EXERCISE DESCRIPTION:
Identify the lines containing the word "водоснабжения". Copy each one.

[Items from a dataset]
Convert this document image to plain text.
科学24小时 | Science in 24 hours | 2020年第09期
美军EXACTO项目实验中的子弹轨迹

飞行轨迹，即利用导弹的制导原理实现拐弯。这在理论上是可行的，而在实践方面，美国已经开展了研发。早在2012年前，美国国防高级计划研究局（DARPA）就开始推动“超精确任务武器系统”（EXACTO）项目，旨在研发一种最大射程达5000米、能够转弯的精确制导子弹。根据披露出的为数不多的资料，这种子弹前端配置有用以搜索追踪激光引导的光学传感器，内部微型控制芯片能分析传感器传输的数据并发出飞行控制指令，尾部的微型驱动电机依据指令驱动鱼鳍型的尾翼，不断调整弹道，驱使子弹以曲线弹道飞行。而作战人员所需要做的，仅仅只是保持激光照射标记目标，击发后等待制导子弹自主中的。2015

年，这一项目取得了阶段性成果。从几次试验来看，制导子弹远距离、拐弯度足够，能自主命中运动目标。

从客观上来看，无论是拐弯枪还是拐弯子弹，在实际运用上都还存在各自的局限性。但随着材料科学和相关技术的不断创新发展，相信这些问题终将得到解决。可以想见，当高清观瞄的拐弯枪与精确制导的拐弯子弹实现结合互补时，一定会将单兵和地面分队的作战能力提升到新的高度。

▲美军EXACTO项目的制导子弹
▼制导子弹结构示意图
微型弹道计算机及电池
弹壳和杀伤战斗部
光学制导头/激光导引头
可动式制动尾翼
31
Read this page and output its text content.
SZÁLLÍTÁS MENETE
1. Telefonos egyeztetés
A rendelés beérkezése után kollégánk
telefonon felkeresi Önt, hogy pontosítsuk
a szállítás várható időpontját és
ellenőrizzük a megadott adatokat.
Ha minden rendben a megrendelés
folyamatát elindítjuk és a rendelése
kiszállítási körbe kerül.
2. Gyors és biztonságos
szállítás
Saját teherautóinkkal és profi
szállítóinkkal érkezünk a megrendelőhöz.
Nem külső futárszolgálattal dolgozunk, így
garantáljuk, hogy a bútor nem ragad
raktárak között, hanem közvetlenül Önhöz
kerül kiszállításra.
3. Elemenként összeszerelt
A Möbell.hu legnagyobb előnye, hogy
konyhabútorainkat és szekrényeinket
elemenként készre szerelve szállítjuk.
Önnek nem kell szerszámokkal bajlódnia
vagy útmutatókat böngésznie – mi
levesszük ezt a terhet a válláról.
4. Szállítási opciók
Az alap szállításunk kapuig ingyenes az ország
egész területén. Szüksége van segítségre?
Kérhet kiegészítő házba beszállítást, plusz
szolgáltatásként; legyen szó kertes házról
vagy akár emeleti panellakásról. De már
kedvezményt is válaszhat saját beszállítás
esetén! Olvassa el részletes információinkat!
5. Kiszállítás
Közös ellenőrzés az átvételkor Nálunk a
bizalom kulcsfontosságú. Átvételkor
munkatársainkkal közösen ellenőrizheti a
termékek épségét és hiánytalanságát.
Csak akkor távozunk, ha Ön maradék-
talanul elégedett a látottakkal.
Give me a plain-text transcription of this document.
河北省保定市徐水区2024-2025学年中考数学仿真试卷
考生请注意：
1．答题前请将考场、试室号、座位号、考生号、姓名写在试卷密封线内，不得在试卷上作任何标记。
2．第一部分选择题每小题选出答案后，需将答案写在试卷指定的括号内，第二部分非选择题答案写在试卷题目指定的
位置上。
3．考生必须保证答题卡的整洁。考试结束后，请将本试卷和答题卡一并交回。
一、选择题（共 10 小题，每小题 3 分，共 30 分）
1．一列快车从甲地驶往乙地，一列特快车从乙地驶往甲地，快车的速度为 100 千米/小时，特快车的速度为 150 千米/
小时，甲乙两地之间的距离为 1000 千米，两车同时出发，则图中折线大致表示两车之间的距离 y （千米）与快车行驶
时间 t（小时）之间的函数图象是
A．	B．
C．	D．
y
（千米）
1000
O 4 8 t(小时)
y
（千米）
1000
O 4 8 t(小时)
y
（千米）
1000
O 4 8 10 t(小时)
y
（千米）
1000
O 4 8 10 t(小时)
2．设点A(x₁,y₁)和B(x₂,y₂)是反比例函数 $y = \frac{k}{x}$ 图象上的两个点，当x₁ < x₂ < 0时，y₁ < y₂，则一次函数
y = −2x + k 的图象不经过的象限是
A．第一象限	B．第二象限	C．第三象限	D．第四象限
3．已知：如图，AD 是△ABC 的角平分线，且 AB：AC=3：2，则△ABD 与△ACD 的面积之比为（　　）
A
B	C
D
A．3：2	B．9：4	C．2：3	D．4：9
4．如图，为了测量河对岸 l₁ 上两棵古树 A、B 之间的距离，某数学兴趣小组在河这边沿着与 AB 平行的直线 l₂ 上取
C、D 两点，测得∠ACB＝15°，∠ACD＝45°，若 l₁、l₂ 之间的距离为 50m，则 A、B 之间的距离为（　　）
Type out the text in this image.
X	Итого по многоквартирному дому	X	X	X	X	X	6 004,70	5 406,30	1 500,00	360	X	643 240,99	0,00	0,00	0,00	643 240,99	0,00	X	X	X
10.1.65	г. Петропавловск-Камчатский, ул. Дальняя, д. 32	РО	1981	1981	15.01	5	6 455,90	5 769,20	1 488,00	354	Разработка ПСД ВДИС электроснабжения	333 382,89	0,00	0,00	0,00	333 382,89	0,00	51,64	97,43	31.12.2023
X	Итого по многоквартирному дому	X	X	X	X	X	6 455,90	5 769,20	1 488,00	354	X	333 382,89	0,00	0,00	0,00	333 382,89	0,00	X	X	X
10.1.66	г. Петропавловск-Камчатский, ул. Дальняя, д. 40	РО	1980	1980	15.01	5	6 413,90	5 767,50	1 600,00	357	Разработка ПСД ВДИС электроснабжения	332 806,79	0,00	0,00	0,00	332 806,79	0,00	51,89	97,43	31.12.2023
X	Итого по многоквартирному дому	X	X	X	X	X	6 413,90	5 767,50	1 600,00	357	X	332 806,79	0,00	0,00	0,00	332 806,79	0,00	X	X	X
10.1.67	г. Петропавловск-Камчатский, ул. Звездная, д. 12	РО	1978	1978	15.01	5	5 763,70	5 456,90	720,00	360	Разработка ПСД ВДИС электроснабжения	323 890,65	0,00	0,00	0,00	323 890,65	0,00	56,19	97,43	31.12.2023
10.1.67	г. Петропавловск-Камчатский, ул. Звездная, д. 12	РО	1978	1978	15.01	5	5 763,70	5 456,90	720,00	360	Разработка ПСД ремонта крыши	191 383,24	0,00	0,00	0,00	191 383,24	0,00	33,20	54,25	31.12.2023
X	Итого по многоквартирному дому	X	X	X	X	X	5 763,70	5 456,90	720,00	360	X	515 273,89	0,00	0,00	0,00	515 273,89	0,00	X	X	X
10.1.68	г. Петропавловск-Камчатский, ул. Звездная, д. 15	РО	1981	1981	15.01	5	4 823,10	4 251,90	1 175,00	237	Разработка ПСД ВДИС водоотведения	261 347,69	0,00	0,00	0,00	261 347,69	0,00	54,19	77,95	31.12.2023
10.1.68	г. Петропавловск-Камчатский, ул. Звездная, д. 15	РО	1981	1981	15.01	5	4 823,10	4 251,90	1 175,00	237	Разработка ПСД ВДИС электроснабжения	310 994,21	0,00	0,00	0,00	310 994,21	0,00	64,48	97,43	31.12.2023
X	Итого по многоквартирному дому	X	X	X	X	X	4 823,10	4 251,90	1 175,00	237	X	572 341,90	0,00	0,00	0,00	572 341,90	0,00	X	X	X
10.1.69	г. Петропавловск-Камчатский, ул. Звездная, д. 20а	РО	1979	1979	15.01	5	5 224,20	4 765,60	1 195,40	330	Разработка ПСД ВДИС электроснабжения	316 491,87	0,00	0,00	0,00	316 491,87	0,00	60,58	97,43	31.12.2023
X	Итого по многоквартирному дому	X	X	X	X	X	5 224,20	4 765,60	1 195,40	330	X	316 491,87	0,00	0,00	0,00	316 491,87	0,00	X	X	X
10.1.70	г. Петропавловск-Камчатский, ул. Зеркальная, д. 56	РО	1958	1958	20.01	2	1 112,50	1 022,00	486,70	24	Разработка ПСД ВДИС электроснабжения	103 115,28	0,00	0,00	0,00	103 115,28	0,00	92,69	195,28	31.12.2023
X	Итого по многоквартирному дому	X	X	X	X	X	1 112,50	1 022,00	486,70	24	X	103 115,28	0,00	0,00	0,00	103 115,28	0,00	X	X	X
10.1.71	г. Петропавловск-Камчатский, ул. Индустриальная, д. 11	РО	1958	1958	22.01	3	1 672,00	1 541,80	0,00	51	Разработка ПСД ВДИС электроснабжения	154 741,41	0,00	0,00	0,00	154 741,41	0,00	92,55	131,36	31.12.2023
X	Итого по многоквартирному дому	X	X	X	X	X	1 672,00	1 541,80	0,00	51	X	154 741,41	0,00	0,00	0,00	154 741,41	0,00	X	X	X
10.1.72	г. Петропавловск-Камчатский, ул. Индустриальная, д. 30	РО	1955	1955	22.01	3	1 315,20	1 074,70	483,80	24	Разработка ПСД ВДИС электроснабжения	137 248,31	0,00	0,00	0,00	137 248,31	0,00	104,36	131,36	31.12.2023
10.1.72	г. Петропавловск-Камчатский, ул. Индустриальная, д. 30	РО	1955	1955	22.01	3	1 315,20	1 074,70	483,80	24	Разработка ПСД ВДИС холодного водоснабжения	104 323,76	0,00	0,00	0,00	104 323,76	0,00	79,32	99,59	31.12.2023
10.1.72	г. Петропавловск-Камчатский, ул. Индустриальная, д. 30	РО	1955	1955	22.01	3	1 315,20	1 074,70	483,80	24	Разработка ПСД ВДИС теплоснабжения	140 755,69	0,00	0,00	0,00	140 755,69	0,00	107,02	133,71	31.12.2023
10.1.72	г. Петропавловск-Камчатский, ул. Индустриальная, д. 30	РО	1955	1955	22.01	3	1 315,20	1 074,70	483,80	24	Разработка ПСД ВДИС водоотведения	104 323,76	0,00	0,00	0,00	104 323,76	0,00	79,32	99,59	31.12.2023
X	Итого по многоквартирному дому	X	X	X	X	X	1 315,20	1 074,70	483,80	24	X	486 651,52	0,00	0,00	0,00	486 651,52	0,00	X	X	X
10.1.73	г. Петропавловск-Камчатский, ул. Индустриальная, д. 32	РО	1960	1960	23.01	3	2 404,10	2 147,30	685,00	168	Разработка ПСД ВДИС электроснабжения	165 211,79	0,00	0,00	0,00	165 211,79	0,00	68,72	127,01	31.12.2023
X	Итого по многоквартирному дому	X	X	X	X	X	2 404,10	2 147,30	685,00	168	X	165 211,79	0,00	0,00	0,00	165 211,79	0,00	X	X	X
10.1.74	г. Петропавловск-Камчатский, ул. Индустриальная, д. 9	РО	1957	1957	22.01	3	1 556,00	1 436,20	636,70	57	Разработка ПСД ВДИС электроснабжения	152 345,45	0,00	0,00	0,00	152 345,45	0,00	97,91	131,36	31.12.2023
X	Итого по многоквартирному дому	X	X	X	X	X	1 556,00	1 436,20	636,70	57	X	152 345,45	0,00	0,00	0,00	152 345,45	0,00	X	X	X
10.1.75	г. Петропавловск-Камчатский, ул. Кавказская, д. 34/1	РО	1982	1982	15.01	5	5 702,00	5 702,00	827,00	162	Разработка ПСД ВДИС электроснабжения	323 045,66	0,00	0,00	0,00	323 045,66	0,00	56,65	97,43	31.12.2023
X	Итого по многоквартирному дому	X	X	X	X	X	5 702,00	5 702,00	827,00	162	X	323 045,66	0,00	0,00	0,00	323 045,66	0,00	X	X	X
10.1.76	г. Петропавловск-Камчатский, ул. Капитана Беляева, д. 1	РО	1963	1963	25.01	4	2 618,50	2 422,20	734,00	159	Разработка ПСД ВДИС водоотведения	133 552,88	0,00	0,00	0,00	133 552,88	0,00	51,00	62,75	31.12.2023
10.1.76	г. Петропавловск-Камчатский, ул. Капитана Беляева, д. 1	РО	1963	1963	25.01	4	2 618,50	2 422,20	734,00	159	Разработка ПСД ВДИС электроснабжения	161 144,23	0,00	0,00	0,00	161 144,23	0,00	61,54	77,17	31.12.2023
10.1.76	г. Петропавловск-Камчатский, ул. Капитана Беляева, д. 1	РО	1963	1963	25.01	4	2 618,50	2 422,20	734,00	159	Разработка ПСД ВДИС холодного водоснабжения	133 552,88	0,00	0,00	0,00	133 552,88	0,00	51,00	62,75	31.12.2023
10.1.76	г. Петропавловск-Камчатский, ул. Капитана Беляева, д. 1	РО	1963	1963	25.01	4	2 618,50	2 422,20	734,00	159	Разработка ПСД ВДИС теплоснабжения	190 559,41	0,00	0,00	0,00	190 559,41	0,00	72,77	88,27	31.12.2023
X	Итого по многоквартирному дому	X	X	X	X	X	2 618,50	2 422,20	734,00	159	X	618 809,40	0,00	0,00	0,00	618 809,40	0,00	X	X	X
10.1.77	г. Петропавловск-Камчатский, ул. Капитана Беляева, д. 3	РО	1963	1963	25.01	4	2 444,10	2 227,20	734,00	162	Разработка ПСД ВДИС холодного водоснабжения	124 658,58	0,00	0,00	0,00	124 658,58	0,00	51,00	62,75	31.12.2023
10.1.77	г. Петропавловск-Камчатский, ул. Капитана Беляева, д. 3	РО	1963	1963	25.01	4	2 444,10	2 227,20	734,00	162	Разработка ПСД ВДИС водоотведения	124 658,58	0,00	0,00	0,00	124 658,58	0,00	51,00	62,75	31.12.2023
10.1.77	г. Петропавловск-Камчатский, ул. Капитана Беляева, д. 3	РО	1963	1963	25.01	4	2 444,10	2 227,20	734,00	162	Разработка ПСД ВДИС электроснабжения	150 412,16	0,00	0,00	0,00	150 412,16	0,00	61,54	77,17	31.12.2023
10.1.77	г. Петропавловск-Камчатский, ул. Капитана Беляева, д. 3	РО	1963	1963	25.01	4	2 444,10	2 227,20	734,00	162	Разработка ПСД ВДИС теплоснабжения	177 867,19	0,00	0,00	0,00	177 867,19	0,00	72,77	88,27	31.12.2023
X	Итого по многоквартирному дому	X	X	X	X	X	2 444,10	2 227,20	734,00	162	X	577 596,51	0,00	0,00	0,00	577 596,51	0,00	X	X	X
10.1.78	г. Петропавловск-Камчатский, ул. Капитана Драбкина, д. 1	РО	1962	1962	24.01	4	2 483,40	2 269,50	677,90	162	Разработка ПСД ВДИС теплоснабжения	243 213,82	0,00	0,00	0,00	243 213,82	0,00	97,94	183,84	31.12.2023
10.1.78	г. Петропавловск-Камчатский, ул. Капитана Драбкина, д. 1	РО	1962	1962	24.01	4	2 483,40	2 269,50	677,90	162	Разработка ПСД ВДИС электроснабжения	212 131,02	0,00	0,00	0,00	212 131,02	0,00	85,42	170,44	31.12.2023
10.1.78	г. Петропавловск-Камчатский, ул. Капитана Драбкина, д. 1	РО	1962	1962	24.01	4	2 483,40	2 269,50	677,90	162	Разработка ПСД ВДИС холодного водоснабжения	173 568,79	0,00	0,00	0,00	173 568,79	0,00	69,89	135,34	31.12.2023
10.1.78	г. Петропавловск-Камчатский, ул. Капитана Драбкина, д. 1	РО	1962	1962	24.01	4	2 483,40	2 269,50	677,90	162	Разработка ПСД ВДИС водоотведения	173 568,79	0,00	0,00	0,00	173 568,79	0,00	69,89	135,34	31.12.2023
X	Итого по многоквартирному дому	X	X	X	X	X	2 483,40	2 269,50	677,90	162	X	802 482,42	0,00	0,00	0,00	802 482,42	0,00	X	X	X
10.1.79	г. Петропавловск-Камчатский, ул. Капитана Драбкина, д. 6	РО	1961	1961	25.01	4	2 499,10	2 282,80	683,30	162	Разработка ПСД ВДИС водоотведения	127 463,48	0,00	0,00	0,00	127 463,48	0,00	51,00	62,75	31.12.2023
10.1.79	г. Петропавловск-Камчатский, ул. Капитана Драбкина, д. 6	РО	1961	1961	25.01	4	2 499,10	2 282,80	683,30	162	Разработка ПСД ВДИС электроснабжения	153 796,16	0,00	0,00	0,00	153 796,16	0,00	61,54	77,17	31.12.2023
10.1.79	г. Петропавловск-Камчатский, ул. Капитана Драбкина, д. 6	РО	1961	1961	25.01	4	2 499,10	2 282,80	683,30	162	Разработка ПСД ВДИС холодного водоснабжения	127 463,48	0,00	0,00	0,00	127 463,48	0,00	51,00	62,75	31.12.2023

SOLUTION TO THE EXERCISE:
10.1.72	г. Петропавловск-Камчатский, ул. Индустриальная, д. 30	РО	1955	1955	22.01	3	1 315,20	1 074,70	483,80	24	Разработка ПСД ВДИС холодного водоснабжения	104 323,76	0,00	0,00	0,00	104 323,76	0,00	79,32	99,59	31.12.2023
10.1.76	г. Петропавловск-Камчатский, ул. Капитана Беляева, д. 1	РО	1963	1963	25.01	4	2 618,50	2 422,20	734,00	159	Разработка ПСД ВДИС холодного водоснабжения	133 552,88	0,00	0,00	0,00	133 552,88	0,00	51,00	62,75	31.12.2023
10.1.77	г. Петропавловск-Камчатский, ул. Капитана Беляева, д. 3	РО	1963	1963	25.01	4	2 444,10	2 227,20	734,00	162	Разработка ПСД ВДИС холодного водоснабжения	124 658,58	0,00	0,00	0,00	124 658,58	0,00	51,00	62,75	31.12.2023
10.1.78	г. Петропавловск-Камчатский, ул. Капитана Драбкина, д. 1	РО	1962	1962	24.01	4	2 483,40	2 269,50	677,90	162	Разработка ПСД ВДИС холодного водоснабжения	173 568,79	0,00	0,00	0,00	173 568,79	0,00	69,89	135,34	31.12.2023
10.1.79	г. Петропавловск-Камчатский, ул. Капитана Драбкина, д. 6	РО	1961	1961	25.01	4	2 499,10	2 282,80	683,30	162	Разработка ПСД ВДИС холодного водоснабжения	127 463,48	0,00	0,00	0,00	127 463,48	0,00	51,00	62,75	31.12.2023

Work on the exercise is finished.